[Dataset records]
------------------------------------------------------------------------
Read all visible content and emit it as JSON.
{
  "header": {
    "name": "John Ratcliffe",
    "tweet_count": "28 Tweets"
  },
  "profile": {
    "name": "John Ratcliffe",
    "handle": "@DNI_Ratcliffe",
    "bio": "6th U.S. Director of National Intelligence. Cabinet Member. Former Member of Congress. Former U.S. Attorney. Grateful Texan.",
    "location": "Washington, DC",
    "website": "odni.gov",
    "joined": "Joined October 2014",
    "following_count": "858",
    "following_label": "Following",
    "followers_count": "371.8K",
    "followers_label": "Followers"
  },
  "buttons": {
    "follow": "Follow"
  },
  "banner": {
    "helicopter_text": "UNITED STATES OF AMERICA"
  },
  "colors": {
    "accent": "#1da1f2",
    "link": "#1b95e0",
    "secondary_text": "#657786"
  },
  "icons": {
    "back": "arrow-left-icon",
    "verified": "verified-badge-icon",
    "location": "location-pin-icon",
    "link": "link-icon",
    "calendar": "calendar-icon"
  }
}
------------------------------------------------------------------------
● Exercise
Write the entries again, exactly as they stand.

● Task response
Read all visible content and emit it as JSON.
{
  "header": {
    "name": "John Ratcliffe",
    "tweet_count": "28 Tweets"
  },
  "profile": {
    "name": "John Ratcliffe",
    "handle": "@DNI_Ratcliffe",
    "bio": "6th U.S. Director of National Intelligence. Cabinet Member. Former Member of Congress. Former U.S. Attorney. Grateful Texan.",
    "location": "Washington, DC",
    "website": "odni.gov",
    "joined": "Joined October 2014",
    "following_count": "858",
    "following_label": "Following",
    "followers_count": "371.8K",
    "followers_label": "Followers"
  },
  "buttons": {
    "follow": "Follow"
  },
  "banner": {
    "helicopter_text": "UNITED STATES OF AMERICA"
  },
  "colors": {
    "accent": "#1da1f2",
    "link": "#1b95e0",
    "secondary_text": "#657786"
  },
  "icons": {
    "back": "arrow-left-icon",
    "verified": "verified-badge-icon",
    "location": "location-pin-icon",
    "link": "link-icon",
    "calendar": "calendar-icon"
  }
}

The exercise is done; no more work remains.